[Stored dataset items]
((
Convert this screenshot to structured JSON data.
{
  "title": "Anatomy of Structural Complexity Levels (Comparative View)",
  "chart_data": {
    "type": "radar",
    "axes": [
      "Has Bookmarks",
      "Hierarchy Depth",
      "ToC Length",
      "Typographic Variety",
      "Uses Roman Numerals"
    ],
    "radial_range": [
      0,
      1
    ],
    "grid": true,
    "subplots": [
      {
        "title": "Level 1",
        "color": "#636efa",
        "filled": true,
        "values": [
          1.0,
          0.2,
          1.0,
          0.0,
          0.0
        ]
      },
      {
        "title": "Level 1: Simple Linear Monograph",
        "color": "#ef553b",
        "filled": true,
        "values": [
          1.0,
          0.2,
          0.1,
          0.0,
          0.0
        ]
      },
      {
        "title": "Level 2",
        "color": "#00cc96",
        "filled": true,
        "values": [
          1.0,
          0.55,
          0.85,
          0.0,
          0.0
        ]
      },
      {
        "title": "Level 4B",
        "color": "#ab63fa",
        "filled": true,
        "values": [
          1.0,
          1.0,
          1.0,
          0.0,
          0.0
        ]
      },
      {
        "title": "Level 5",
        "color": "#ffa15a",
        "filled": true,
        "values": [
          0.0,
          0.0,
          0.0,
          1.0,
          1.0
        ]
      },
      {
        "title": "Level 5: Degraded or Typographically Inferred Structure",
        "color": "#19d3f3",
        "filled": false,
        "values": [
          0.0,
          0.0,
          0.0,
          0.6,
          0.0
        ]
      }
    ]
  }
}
))
## Stated goal
Reproduce the full set of records precisely.

## Task answer
Convert this screenshot to structured JSON data.
{
  "title": "Anatomy of Structural Complexity Levels (Comparative View)",
  "chart_data": {
    "type": "radar",
    "axes": [
      "Has Bookmarks",
      "Hierarchy Depth",
      "ToC Length",
      "Typographic Variety",
      "Uses Roman Numerals"
    ],
    "radial_range": [
      0,
      1
    ],
    "grid": true,
    "subplots": [
      {
        "title": "Level 1",
        "color": "#636efa",
        "filled": true,
        "values": [
          1.0,
          0.2,
          1.0,
          0.0,
          0.0
        ]
      },
      {
        "title": "Level 1: Simple Linear Monograph",
        "color": "#ef553b",
        "filled": true,
        "values": [
          1.0,
          0.2,
          0.1,
          0.0,
          0.0
        ]
      },
      {
        "title": "Level 2",
        "color": "#00cc96",
        "filled": true,
        "values": [
          1.0,
          0.55,
          0.85,
          0.0,
          0.0
        ]
      },
      {
        "title": "Level 4B",
        "color": "#ab63fa",
        "filled": true,
        "values": [
          1.0,
          1.0,
          1.0,
          0.0,
          0.0
        ]
      },
      {
        "title": "Level 5",
        "color": "#ffa15a",
        "filled": true,
        "values": [
          0.0,
          0.0,
          0.0,
          1.0,
          1.0
        ]
      },
      {
        "title": "Level 5: Degraded or Typographically Inferred Structure",
        "color": "#19d3f3",
        "filled": false,
        "values": [
          0.0,
          0.0,
          0.0,
          0.6,
          0.0
        ]
      }
    ]
  }
}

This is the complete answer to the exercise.